§ **What is expected**:
Print every entry word for word, but omit the pictures.

§ **Provided material**:
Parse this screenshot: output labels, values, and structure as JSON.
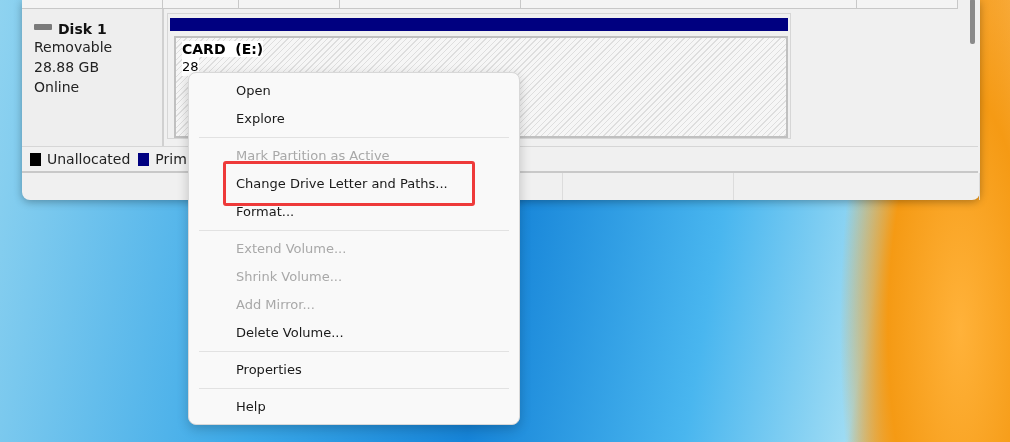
{
  "disk": {
    "name": "Disk 1",
    "type": "Removable",
    "size": "28.88 GB",
    "status": "Online"
  },
  "partition": {
    "label": "CARD  (E:)",
    "line_2": "28"
  },
  "legend": [
    {
      "label": "Unallocated",
      "color": "#000000"
    },
    {
      "label": "Prim",
      "color": "#000080"
    }
  ],
  "context_menu": {
    "items": [
      {
        "kind": "item",
        "label": "Open",
        "disabled": false,
        "highlighted": false
      },
      {
        "kind": "item",
        "label": "Explore",
        "disabled": false,
        "highlighted": false
      },
      {
        "kind": "separator"
      },
      {
        "kind": "item",
        "label": "Mark Partition as Active",
        "disabled": true,
        "highlighted": false
      },
      {
        "kind": "item",
        "label": "Change Drive Letter and Paths...",
        "disabled": false,
        "highlighted": true
      },
      {
        "kind": "item",
        "label": "Format...",
        "disabled": false,
        "highlighted": false
      },
      {
        "kind": "separator"
      },
      {
        "kind": "item",
        "label": "Extend Volume...",
        "disabled": true,
        "highlighted": false
      },
      {
        "kind": "item",
        "label": "Shrink Volume...",
        "disabled": true,
        "highlighted": false
      },
      {
        "kind": "item",
        "label": "Add Mirror...",
        "disabled": true,
        "highlighted": false
      },
      {
        "kind": "item",
        "label": "Delete Volume...",
        "disabled": false,
        "highlighted": false
      },
      {
        "kind": "separator"
      },
      {
        "kind": "item",
        "label": "Properties",
        "disabled": false,
        "highlighted": false
      },
      {
        "kind": "separator"
      },
      {
        "kind": "item",
        "label": "Help",
        "disabled": false,
        "highlighted": false
      }
    ]
  }
}
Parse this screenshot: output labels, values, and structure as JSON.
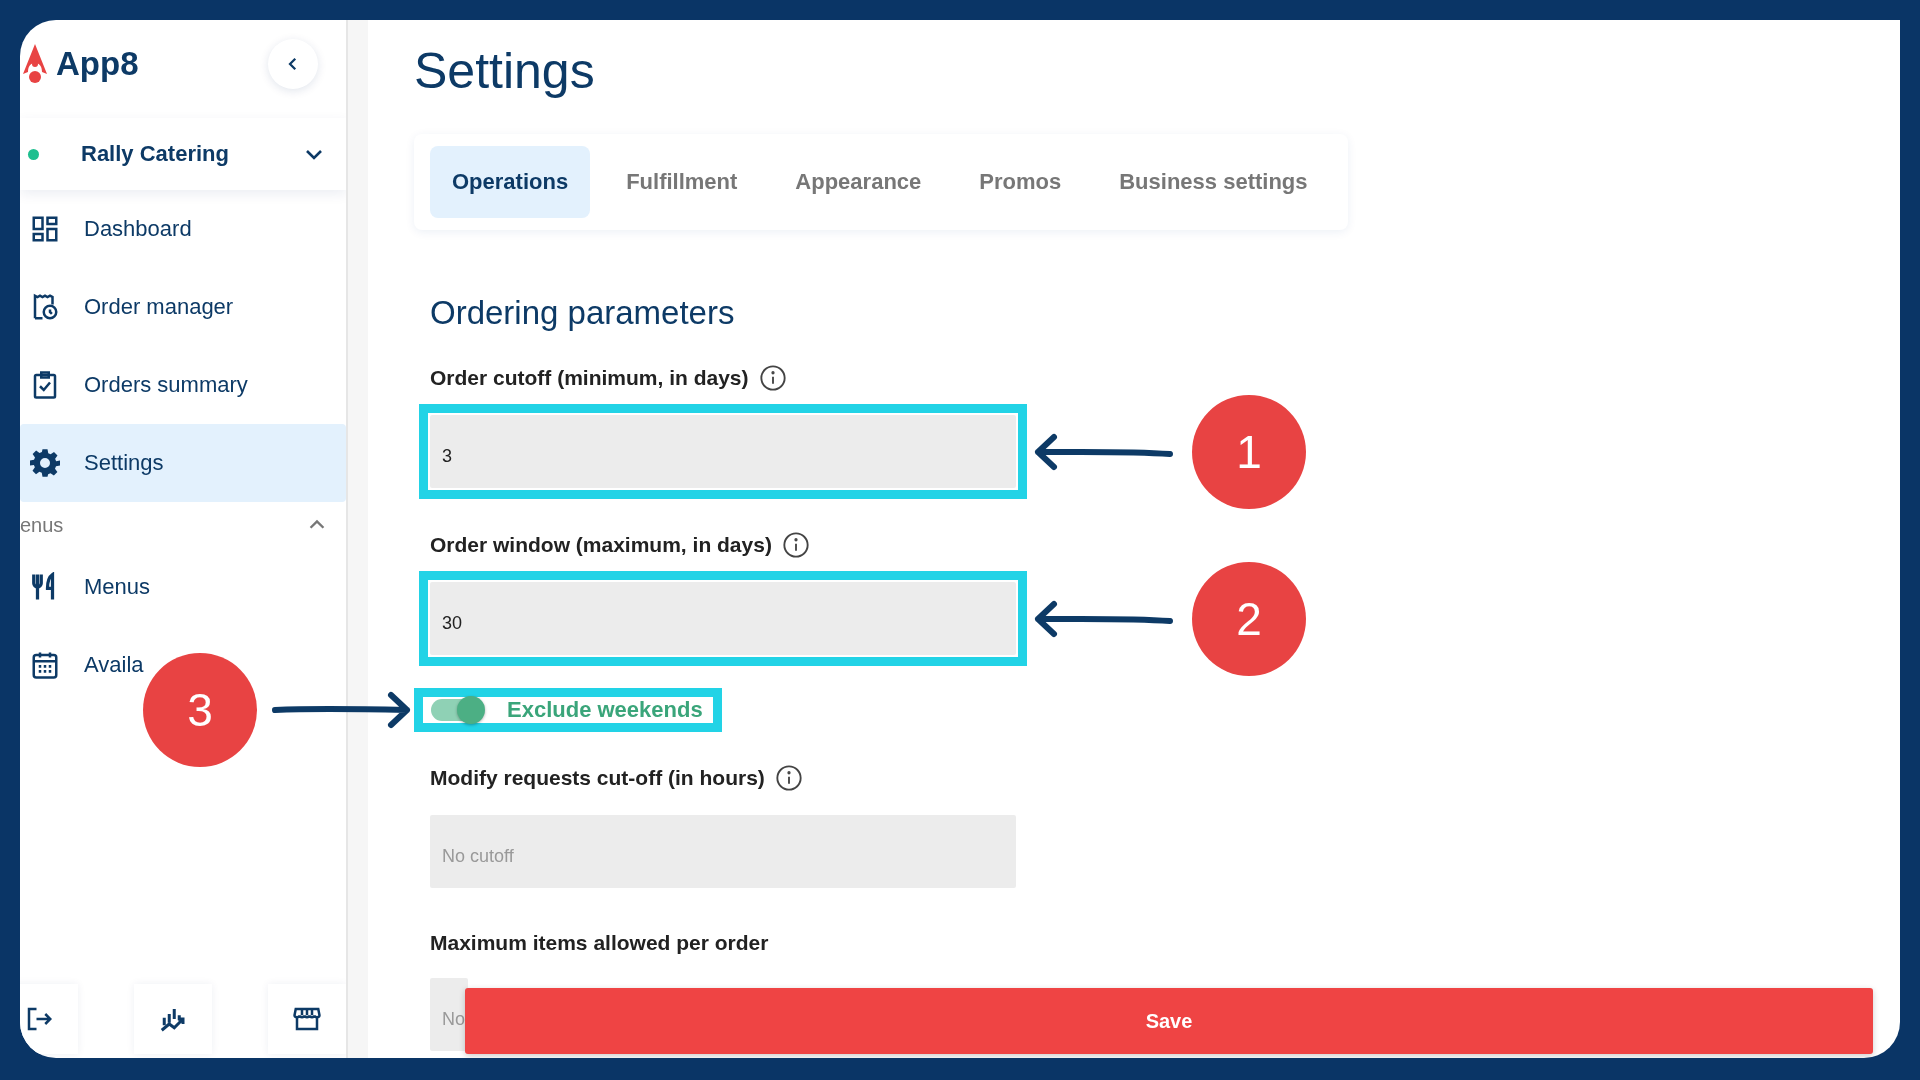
{
  "brand": {
    "name": "App8"
  },
  "location": {
    "name": "Rally Catering",
    "online": true
  },
  "nav": [
    {
      "kind": "dashboard",
      "label": "Dashboard",
      "selected": false
    },
    {
      "kind": "orders",
      "label": "Order manager",
      "selected": false
    },
    {
      "kind": "summary",
      "label": "Orders summary",
      "selected": false
    },
    {
      "kind": "settings",
      "label": "Settings",
      "selected": true
    }
  ],
  "menu_section": {
    "label": "enus",
    "expanded": true,
    "items": [
      {
        "kind": "menus",
        "label": "Menus",
        "selected": false
      },
      {
        "kind": "calendar",
        "label": "Availa",
        "selected": false
      }
    ]
  },
  "footer_buttons": [
    {
      "kind": "logout"
    },
    {
      "kind": "analytics"
    },
    {
      "kind": "store"
    }
  ],
  "page_title": "Settings",
  "tabs": [
    {
      "label": "Operations",
      "selected": true
    },
    {
      "label": "Fulfillment",
      "selected": false
    },
    {
      "label": "Appearance",
      "selected": false
    },
    {
      "label": "Promos",
      "selected": false
    },
    {
      "label": "Business settings",
      "selected": false
    }
  ],
  "section_title": "Ordering parameters",
  "fields": [
    {
      "kind": "input",
      "label": "Order cutoff (minimum, in days)",
      "info": true,
      "value": "3",
      "highlighted": true,
      "marker": "1"
    },
    {
      "kind": "input",
      "label": "Order window (maximum, in days)",
      "info": true,
      "value": "30",
      "highlighted": true,
      "marker": "2"
    },
    {
      "kind": "toggle",
      "label": "Exclude weekends",
      "on": true,
      "highlighted": true,
      "marker": "3"
    },
    {
      "kind": "input",
      "label": "Modify requests cut-off (in hours)",
      "info": true,
      "placeholder": "No cutoff",
      "highlighted": false
    },
    {
      "kind": "input",
      "label": "Maximum items allowed per order",
      "info": false,
      "placeholder": "No",
      "highlighted": false
    }
  ],
  "save_button": "Save"
}
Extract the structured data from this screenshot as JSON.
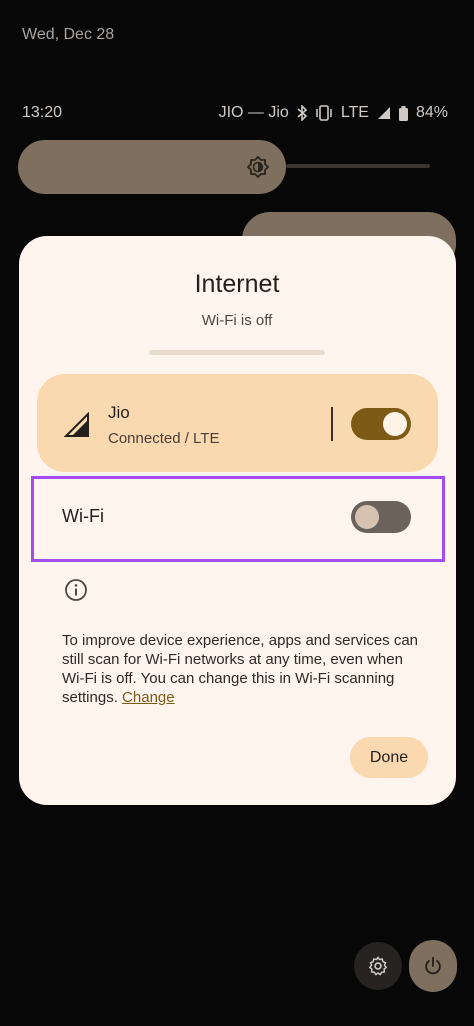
{
  "lockscreen": {
    "date": "Wed, Dec 28"
  },
  "status_bar": {
    "time": "13:20",
    "carrier": "JIO — Jio",
    "network": "LTE",
    "battery": "84%"
  },
  "dialog": {
    "title": "Internet",
    "subtitle": "Wi-Fi is off",
    "mobile_network": {
      "name": "Jio",
      "status": "Connected / LTE",
      "toggle_on": true
    },
    "wifi": {
      "label": "Wi-Fi",
      "toggle_on": false
    },
    "info_text": "To improve device experience, apps and services can still scan for Wi-Fi networks at any time, even when Wi-Fi is off. You can change this in Wi-Fi scanning settings.",
    "info_link": "Change",
    "done_label": "Done"
  },
  "icons": [
    "brightness-icon",
    "signal-icon",
    "info-icon",
    "settings-icon",
    "power-icon",
    "bluetooth-icon",
    "vibrate-icon",
    "battery-icon"
  ],
  "colors": {
    "accent": "#7d5a16",
    "tile": "#fad8b0",
    "dialog_bg": "#fff5ee",
    "highlight": "#a54bf2"
  }
}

§ **Solved exercise**:
Parse this screenshot: output labels, values, and structure as JSON.
{
  "disk": {
    "name": "Disk 1",
    "type": "Removable",
    "size": "28.88 GB",
    "status": "Online"
  },
  "partition": {
    "label": "CARD  (E:)",
    "line_2": "28"
  },
  "legend": [
    {
      "label": "Unallocated",
      "color": "#000000"
    },
    {
      "label": "Prim",
      "color": "#000080"
    }
  ],
  "context_menu": {
    "items": [
      {
        "kind": "item",
        "label": "Open",
        "disabled": false,
        "highlighted": false
      },
      {
        "kind": "item",
        "label": "Explore",
        "disabled": false,
        "highlighted": false
      },
      {
        "kind": "separator"
      },
      {
        "kind": "item",
        "label": "Mark Partition as Active",
        "disabled": true,
        "highlighted": false
      },
      {
        "kind": "item",
        "label": "Change Drive Letter and Paths...",
        "disabled": false,
        "highlighted": true
      },
      {
        "kind": "item",
        "label": "Format...",
        "disabled": false,
        "highlighted": false
      },
      {
        "kind": "separator"
      },
      {
        "kind": "item",
        "label": "Extend Volume...",
        "disabled": true,
        "highlighted": false
      },
      {
        "kind": "item",
        "label": "Shrink Volume...",
        "disabled": true,
        "highlighted": false
      },
      {
        "kind": "item",
        "label": "Add Mirror...",
        "disabled": true,
        "highlighted": false
      },
      {
        "kind": "item",
        "label": "Delete Volume...",
        "disabled": false,
        "highlighted": false
      },
      {
        "kind": "separator"
      },
      {
        "kind": "item",
        "label": "Properties",
        "disabled": false,
        "highlighted": false
      },
      {
        "kind": "separator"
      },
      {
        "kind": "item",
        "label": "Help",
        "disabled": false,
        "highlighted": false
      }
    ]
  }
}
Parse this screenshot: output labels, values, and structure as JSON.
{
  "brand": {
    "name": "App8"
  },
  "location": {
    "name": "Rally Catering",
    "online": true
  },
  "nav": [
    {
      "kind": "dashboard",
      "label": "Dashboard",
      "selected": false
    },
    {
      "kind": "orders",
      "label": "Order manager",
      "selected": false
    },
    {
      "kind": "summary",
      "label": "Orders summary",
      "selected": false
    },
    {
      "kind": "settings",
      "label": "Settings",
      "selected": true
    }
  ],
  "menu_section": {
    "label": "enus",
    "expanded": true,
    "items": [
      {
        "kind": "menus",
        "label": "Menus",
        "selected": false
      },
      {
        "kind": "calendar",
        "label": "Availa",
        "selected": false
      }
    ]
  },
  "footer_buttons": [
    {
      "kind": "logout"
    },
    {
      "kind": "analytics"
    },
    {
      "kind": "store"
    }
  ],
  "page_title": "Settings",
  "tabs": [
    {
      "label": "Operations",
      "selected": true
    },
    {
      "label": "Fulfillment",
      "selected": false
    },
    {
      "label": "Appearance",
      "selected": false
    },
    {
      "label": "Promos",
      "selected": false
    },
    {
      "label": "Business settings",
      "selected": false
    }
  ],
  "section_title": "Ordering parameters",
  "fields": [
    {
      "kind": "input",
      "label": "Order cutoff (minimum, in days)",
      "info": true,
      "value": "3",
      "highlighted": true,
      "marker": "1"
    },
    {
      "kind": "input",
      "label": "Order window (maximum, in days)",
      "info": true,
      "value": "30",
      "highlighted": true,
      "marker": "2"
    },
    {
      "kind": "toggle",
      "label": "Exclude weekends",
      "on": true,
      "highlighted": true,
      "marker": "3"
    },
    {
      "kind": "input",
      "label": "Modify requests cut-off (in hours)",
      "info": true,
      "placeholder": "No cutoff",
      "highlighted": false
    },
    {
      "kind": "input",
      "label": "Maximum items allowed per order",
      "info": false,
      "placeholder": "No",
      "highlighted": false
    }
  ],
  "save_button": "Save"
}
Extract the structured data from this screenshot as JSON.
{
  "lockscreen": {
    "date": "Wed, Dec 28"
  },
  "status_bar": {
    "time": "13:20",
    "carrier": "JIO — Jio",
    "network": "LTE",
    "battery": "84%"
  },
  "dialog": {
    "title": "Internet",
    "subtitle": "Wi-Fi is off",
    "mobile_network": {
      "name": "Jio",
      "status": "Connected / LTE",
      "toggle_on": true
    },
    "wifi": {
      "label": "Wi-Fi",
      "toggle_on": false
    },
    "info_text": "To improve device experience, apps and services can still scan for Wi-Fi networks at any time, even when Wi-Fi is off. You can change this in Wi-Fi scanning settings.",
    "info_link": "Change",
    "done_label": "Done"
  },
  "icons": [
    "brightness-icon",
    "signal-icon",
    "info-icon",
    "settings-icon",
    "power-icon",
    "bluetooth-icon",
    "vibrate-icon",
    "battery-icon"
  ],
  "colors": {
    "accent": "#7d5a16",
    "tile": "#fad8b0",
    "dialog_bg": "#fff5ee",
    "highlight": "#a54bf2"
  }
}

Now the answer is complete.